Requirements. Transcribe, word for word, the line containing "Decode this chart: output" and each line following it through the end of the listing below. Omit all other lines.

Stored data entries

########

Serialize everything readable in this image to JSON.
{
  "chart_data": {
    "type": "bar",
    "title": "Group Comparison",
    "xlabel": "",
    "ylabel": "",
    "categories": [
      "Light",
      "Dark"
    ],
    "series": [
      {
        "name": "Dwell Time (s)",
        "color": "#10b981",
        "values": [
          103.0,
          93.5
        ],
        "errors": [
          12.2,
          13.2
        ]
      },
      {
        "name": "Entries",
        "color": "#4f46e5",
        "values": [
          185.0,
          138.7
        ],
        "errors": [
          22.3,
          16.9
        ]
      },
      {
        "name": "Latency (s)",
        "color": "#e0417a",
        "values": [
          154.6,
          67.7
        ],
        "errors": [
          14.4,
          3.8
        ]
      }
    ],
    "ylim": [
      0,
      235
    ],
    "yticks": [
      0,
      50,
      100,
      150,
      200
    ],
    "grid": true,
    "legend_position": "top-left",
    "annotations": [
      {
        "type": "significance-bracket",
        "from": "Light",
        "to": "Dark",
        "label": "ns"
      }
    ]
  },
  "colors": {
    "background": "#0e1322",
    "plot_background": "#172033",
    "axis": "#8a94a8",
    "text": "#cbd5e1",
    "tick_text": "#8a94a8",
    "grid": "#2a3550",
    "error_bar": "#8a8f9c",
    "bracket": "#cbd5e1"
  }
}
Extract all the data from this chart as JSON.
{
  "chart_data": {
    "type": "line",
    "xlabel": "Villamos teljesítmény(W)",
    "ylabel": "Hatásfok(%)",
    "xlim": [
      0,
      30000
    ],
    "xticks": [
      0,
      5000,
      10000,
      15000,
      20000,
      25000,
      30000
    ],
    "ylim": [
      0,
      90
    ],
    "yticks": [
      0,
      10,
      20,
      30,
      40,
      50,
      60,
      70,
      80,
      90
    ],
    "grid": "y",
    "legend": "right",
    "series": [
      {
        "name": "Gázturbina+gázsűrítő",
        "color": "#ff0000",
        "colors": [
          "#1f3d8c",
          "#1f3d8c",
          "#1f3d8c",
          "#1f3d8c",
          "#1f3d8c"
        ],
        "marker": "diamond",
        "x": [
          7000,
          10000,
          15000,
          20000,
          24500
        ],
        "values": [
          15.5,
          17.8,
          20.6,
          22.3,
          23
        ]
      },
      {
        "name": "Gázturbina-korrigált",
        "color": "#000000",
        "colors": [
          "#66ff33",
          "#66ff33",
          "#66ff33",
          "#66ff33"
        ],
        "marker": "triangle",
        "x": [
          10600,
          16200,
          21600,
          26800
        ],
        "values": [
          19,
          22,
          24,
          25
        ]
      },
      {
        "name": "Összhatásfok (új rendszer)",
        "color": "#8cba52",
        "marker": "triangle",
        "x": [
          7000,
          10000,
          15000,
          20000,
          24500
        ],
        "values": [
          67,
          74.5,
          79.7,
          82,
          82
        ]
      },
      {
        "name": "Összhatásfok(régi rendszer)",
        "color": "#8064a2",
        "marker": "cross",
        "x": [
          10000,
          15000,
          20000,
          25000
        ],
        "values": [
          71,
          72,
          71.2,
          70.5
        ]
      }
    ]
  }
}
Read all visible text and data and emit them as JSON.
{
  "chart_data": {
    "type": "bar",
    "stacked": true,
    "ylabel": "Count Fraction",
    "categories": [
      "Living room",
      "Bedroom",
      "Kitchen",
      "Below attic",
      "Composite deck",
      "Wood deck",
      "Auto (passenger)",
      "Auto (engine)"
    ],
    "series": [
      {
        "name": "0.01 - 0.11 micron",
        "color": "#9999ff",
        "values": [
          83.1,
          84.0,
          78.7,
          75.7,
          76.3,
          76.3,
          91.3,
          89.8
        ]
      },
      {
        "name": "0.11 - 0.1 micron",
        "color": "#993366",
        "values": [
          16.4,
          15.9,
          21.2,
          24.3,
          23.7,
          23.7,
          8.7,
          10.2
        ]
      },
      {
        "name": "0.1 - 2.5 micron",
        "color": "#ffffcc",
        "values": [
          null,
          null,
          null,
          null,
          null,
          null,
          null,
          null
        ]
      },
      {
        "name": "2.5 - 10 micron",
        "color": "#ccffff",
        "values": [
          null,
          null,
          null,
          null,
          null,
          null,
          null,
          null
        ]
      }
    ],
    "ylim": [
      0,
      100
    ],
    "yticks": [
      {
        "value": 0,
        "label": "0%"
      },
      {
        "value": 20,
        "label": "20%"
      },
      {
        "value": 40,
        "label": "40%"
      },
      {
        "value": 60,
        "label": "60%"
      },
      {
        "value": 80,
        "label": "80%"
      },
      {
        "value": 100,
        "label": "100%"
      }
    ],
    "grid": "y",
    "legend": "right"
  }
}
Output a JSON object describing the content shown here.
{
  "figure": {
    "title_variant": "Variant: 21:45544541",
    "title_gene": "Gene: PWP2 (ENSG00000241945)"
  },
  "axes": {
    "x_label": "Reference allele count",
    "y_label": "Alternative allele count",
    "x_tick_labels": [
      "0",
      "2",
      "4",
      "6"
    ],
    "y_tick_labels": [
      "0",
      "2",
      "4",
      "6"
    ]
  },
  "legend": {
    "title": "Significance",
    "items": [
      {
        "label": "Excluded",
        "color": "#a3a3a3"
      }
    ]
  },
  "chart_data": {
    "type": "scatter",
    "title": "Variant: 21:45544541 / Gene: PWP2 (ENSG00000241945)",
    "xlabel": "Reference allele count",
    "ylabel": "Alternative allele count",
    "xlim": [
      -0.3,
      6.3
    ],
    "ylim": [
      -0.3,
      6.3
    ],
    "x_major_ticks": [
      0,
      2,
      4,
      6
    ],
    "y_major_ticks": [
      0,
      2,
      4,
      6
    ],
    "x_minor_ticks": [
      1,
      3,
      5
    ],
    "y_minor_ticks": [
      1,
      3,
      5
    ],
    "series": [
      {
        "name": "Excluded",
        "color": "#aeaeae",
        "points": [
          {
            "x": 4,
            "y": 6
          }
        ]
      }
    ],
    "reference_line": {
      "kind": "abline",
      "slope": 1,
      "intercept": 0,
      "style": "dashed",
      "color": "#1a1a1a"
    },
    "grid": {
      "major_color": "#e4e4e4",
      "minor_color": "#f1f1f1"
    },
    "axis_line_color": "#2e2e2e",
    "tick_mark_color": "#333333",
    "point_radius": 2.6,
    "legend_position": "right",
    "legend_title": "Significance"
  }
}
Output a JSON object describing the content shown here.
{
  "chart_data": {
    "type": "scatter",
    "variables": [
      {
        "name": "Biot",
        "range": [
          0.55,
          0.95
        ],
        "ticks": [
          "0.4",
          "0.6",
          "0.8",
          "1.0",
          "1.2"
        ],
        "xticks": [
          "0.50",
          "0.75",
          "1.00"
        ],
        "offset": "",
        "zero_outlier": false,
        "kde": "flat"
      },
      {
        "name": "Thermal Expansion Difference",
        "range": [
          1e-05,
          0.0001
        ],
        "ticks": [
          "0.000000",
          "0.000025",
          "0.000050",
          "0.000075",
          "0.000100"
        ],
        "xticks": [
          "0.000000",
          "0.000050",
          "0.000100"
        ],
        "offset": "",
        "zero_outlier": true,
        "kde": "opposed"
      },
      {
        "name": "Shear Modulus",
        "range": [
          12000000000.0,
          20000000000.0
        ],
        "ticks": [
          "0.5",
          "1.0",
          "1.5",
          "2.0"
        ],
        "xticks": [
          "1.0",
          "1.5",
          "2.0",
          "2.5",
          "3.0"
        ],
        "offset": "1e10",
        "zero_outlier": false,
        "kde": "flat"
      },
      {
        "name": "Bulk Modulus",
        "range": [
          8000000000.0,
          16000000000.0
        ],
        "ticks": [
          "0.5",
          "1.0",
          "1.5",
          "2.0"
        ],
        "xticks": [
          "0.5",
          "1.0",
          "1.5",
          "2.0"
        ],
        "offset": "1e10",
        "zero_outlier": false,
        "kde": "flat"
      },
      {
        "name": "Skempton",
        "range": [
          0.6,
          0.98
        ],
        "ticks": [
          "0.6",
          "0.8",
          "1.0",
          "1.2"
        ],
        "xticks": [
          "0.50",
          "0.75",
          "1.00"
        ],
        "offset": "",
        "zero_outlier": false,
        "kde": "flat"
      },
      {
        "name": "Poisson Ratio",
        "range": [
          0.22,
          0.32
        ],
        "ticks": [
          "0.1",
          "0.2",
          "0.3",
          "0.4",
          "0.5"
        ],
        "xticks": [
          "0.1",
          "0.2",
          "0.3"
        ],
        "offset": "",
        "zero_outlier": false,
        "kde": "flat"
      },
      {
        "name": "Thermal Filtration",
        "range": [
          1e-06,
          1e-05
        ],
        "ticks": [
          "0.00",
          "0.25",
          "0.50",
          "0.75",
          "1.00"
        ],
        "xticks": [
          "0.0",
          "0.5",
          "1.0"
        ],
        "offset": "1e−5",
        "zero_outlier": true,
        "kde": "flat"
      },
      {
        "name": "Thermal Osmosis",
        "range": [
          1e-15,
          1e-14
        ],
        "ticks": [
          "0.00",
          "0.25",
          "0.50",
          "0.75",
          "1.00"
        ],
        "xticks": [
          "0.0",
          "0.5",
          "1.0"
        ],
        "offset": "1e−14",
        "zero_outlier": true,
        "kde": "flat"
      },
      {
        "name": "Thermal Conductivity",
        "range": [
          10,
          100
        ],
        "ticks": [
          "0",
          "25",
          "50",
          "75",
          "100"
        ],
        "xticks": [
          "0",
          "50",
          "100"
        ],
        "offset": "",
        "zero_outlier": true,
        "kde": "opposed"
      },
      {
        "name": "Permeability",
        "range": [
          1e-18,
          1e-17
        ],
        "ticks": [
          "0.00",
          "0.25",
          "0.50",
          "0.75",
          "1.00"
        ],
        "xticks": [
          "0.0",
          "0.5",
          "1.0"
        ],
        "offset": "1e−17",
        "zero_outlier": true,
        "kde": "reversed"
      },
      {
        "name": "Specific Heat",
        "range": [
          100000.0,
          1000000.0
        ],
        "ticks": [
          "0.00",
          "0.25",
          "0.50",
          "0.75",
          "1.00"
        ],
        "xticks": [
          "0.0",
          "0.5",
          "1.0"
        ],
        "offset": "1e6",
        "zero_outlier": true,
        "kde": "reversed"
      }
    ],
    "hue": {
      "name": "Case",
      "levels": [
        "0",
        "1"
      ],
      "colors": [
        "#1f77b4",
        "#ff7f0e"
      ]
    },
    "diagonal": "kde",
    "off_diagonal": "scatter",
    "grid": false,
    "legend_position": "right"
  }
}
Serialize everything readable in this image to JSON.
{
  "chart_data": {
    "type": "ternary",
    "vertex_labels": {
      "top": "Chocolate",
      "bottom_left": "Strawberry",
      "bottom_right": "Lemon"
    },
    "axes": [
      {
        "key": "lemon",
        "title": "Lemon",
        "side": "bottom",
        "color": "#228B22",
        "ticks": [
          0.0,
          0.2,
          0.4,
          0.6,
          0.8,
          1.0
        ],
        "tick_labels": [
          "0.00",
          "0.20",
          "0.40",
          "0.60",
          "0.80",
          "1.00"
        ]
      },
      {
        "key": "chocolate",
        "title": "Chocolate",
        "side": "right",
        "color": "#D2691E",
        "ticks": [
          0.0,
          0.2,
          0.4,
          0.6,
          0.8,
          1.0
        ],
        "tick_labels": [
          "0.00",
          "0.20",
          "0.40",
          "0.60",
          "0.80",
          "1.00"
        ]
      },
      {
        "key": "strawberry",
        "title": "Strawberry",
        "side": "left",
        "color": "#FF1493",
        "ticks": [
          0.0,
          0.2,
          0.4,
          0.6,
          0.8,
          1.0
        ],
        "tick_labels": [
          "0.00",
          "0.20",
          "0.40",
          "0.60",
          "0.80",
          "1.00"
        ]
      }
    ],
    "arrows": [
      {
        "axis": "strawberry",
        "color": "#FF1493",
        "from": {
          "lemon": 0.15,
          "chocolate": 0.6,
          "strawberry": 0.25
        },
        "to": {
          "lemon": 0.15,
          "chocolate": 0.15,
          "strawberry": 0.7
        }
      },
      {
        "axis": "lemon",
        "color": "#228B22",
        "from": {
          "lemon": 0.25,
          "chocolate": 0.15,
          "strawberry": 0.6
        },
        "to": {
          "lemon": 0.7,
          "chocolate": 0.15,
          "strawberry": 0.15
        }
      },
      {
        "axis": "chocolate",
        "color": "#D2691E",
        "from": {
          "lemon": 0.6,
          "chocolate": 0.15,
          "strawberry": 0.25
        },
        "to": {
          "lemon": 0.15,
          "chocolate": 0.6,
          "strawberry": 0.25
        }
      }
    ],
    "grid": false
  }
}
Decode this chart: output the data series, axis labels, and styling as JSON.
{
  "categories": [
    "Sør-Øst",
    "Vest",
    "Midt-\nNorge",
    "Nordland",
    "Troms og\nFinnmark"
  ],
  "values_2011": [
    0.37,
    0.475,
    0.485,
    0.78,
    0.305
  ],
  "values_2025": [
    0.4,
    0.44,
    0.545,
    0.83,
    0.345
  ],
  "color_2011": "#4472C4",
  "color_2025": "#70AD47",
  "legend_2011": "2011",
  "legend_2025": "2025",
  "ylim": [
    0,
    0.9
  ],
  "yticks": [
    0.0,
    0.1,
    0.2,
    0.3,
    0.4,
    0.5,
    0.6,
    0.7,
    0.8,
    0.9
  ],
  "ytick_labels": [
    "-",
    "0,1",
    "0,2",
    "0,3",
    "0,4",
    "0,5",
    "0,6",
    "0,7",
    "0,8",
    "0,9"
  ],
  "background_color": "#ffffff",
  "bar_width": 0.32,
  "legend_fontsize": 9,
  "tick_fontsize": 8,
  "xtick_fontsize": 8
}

########

Answer in full.
Decode this chart: output the data series, axis labels, and styling as JSON.
{
  "categories": [
    "Sør-Øst",
    "Vest",
    "Midt-\nNorge",
    "Nordland",
    "Troms og\nFinnmark"
  ],
  "values_2011": [
    0.37,
    0.475,
    0.485,
    0.78,
    0.305
  ],
  "values_2025": [
    0.4,
    0.44,
    0.545,
    0.83,
    0.345
  ],
  "color_2011": "#4472C4",
  "color_2025": "#70AD47",
  "legend_2011": "2011",
  "legend_2025": "2025",
  "ylim": [
    0,
    0.9
  ],
  "yticks": [
    0.0,
    0.1,
    0.2,
    0.3,
    0.4,
    0.5,
    0.6,
    0.7,
    0.8,
    0.9
  ],
  "ytick_labels": [
    "-",
    "0,1",
    "0,2",
    "0,3",
    "0,4",
    "0,5",
    "0,6",
    "0,7",
    "0,8",
    "0,9"
  ],
  "background_color": "#ffffff",
  "bar_width": 0.32,
  "legend_fontsize": 9,
  "tick_fontsize": 8,
  "xtick_fontsize": 8
}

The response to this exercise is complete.